# Problem to solve
The data must be returned in full and exactly as given.
:: Data supplied ::
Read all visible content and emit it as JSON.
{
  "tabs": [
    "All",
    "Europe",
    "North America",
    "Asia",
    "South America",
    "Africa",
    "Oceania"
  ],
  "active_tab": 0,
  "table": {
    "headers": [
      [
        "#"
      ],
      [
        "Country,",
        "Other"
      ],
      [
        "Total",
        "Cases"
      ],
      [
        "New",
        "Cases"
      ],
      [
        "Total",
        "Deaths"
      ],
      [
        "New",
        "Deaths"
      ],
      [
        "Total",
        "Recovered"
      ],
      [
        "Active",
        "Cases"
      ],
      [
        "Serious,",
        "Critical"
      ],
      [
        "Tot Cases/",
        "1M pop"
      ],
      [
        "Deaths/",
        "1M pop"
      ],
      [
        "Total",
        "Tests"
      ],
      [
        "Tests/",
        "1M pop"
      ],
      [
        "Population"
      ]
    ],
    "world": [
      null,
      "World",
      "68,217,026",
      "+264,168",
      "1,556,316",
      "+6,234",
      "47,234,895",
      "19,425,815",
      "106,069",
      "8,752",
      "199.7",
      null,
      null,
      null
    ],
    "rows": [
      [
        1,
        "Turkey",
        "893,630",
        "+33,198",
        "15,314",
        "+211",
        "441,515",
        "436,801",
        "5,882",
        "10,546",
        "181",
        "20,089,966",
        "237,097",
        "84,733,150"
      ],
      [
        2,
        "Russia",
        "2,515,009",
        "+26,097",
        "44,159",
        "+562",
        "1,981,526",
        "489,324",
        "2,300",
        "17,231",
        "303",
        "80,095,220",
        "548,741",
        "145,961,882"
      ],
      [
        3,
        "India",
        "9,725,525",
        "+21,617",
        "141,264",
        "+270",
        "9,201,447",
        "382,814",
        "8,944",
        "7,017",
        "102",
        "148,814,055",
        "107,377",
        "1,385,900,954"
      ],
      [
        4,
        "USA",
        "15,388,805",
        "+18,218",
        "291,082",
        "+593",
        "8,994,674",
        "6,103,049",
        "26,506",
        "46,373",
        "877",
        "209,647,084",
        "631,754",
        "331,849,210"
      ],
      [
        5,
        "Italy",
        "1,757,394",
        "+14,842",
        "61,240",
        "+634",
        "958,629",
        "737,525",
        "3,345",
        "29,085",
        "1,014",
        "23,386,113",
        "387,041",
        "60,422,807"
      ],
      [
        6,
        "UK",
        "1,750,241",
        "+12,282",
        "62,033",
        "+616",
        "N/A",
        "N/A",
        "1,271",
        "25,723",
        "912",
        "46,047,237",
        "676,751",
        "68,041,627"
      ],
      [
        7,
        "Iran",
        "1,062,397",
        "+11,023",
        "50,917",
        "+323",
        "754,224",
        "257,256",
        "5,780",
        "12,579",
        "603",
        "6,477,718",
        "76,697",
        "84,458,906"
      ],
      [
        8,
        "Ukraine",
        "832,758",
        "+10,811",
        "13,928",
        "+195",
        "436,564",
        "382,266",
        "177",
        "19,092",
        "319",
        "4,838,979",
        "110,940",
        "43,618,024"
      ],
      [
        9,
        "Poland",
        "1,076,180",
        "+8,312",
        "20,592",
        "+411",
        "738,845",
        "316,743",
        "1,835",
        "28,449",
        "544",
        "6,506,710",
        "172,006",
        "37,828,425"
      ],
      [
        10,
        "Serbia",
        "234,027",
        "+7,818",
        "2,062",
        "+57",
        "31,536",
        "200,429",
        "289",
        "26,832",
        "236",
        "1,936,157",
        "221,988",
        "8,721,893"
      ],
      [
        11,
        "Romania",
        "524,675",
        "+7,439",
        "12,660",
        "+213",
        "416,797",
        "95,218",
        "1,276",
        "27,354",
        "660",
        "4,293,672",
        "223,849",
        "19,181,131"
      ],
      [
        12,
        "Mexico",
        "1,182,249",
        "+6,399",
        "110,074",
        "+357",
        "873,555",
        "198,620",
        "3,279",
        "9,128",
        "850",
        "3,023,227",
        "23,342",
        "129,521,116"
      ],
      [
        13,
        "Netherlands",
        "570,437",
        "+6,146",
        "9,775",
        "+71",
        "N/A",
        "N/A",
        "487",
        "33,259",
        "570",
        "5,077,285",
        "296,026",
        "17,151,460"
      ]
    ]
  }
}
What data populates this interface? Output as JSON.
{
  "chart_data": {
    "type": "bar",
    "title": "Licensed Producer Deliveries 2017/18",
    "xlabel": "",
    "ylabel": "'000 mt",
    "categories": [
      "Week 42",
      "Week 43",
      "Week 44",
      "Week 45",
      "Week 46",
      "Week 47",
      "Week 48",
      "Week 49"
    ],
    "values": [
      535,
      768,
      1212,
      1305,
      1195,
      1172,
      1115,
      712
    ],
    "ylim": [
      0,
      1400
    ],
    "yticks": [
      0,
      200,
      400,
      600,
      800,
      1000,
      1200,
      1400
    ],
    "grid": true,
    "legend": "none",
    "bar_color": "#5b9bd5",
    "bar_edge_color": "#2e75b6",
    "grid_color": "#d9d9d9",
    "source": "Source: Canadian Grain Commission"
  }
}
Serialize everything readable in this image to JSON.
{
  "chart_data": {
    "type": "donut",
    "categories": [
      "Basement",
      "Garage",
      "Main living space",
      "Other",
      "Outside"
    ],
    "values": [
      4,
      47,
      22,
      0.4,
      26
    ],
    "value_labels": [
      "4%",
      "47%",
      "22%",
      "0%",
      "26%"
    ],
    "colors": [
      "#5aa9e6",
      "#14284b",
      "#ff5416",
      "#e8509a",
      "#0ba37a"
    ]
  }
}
:::
# Written response
Read all visible content and emit it as JSON.
{
  "tabs": [
    "All",
    "Europe",
    "North America",
    "Asia",
    "South America",
    "Africa",
    "Oceania"
  ],
  "active_tab": 0,
  "table": {
    "headers": [
      [
        "#"
      ],
      [
        "Country,",
        "Other"
      ],
      [
        "Total",
        "Cases"
      ],
      [
        "New",
        "Cases"
      ],
      [
        "Total",
        "Deaths"
      ],
      [
        "New",
        "Deaths"
      ],
      [
        "Total",
        "Recovered"
      ],
      [
        "Active",
        "Cases"
      ],
      [
        "Serious,",
        "Critical"
      ],
      [
        "Tot Cases/",
        "1M pop"
      ],
      [
        "Deaths/",
        "1M pop"
      ],
      [
        "Total",
        "Tests"
      ],
      [
        "Tests/",
        "1M pop"
      ],
      [
        "Population"
      ]
    ],
    "world": [
      null,
      "World",
      "68,217,026",
      "+264,168",
      "1,556,316",
      "+6,234",
      "47,234,895",
      "19,425,815",
      "106,069",
      "8,752",
      "199.7",
      null,
      null,
      null
    ],
    "rows": [
      [
        1,
        "Turkey",
        "893,630",
        "+33,198",
        "15,314",
        "+211",
        "441,515",
        "436,801",
        "5,882",
        "10,546",
        "181",
        "20,089,966",
        "237,097",
        "84,733,150"
      ],
      [
        2,
        "Russia",
        "2,515,009",
        "+26,097",
        "44,159",
        "+562",
        "1,981,526",
        "489,324",
        "2,300",
        "17,231",
        "303",
        "80,095,220",
        "548,741",
        "145,961,882"
      ],
      [
        3,
        "India",
        "9,725,525",
        "+21,617",
        "141,264",
        "+270",
        "9,201,447",
        "382,814",
        "8,944",
        "7,017",
        "102",
        "148,814,055",
        "107,377",
        "1,385,900,954"
      ],
      [
        4,
        "USA",
        "15,388,805",
        "+18,218",
        "291,082",
        "+593",
        "8,994,674",
        "6,103,049",
        "26,506",
        "46,373",
        "877",
        "209,647,084",
        "631,754",
        "331,849,210"
      ],
      [
        5,
        "Italy",
        "1,757,394",
        "+14,842",
        "61,240",
        "+634",
        "958,629",
        "737,525",
        "3,345",
        "29,085",
        "1,014",
        "23,386,113",
        "387,041",
        "60,422,807"
      ],
      [
        6,
        "UK",
        "1,750,241",
        "+12,282",
        "62,033",
        "+616",
        "N/A",
        "N/A",
        "1,271",
        "25,723",
        "912",
        "46,047,237",
        "676,751",
        "68,041,627"
      ],
      [
        7,
        "Iran",
        "1,062,397",
        "+11,023",
        "50,917",
        "+323",
        "754,224",
        "257,256",
        "5,780",
        "12,579",
        "603",
        "6,477,718",
        "76,697",
        "84,458,906"
      ],
      [
        8,
        "Ukraine",
        "832,758",
        "+10,811",
        "13,928",
        "+195",
        "436,564",
        "382,266",
        "177",
        "19,092",
        "319",
        "4,838,979",
        "110,940",
        "43,618,024"
      ],
      [
        9,
        "Poland",
        "1,076,180",
        "+8,312",
        "20,592",
        "+411",
        "738,845",
        "316,743",
        "1,835",
        "28,449",
        "544",
        "6,506,710",
        "172,006",
        "37,828,425"
      ],
      [
        10,
        "Serbia",
        "234,027",
        "+7,818",
        "2,062",
        "+57",
        "31,536",
        "200,429",
        "289",
        "26,832",
        "236",
        "1,936,157",
        "221,988",
        "8,721,893"
      ],
      [
        11,
        "Romania",
        "524,675",
        "+7,439",
        "12,660",
        "+213",
        "416,797",
        "95,218",
        "1,276",
        "27,354",
        "660",
        "4,293,672",
        "223,849",
        "19,181,131"
      ],
      [
        12,
        "Mexico",
        "1,182,249",
        "+6,399",
        "110,074",
        "+357",
        "873,555",
        "198,620",
        "3,279",
        "9,128",
        "850",
        "3,023,227",
        "23,342",
        "129,521,116"
      ],
      [
        13,
        "Netherlands",
        "570,437",
        "+6,146",
        "9,775",
        "+71",
        "N/A",
        "N/A",
        "487",
        "33,259",
        "570",
        "5,077,285",
        "296,026",
        "17,151,460"
      ]
    ]
  }
}
What data populates this interface? Output as JSON.
{
  "chart_data": {
    "type": "bar",
    "title": "Licensed Producer Deliveries 2017/18",
    "xlabel": "",
    "ylabel": "'000 mt",
    "categories": [
      "Week 42",
      "Week 43",
      "Week 44",
      "Week 45",
      "Week 46",
      "Week 47",
      "Week 48",
      "Week 49"
    ],
    "values": [
      535,
      768,
      1212,
      1305,
      1195,
      1172,
      1115,
      712
    ],
    "ylim": [
      0,
      1400
    ],
    "yticks": [
      0,
      200,
      400,
      600,
      800,
      1000,
      1200,
      1400
    ],
    "grid": true,
    "legend": "none",
    "bar_color": "#5b9bd5",
    "bar_edge_color": "#2e75b6",
    "grid_color": "#d9d9d9",
    "source": "Source: Canadian Grain Commission"
  }
}
Serialize everything readable in this image to JSON.
{
  "chart_data": {
    "type": "donut",
    "categories": [
      "Basement",
      "Garage",
      "Main living space",
      "Other",
      "Outside"
    ],
    "values": [
      4,
      47,
      22,
      0.4,
      26
    ],
    "value_labels": [
      "4%",
      "47%",
      "22%",
      "0%",
      "26%"
    ],
    "colors": [
      "#5aa9e6",
      "#14284b",
      "#ff5416",
      "#e8509a",
      "#0ba37a"
    ]
  }
}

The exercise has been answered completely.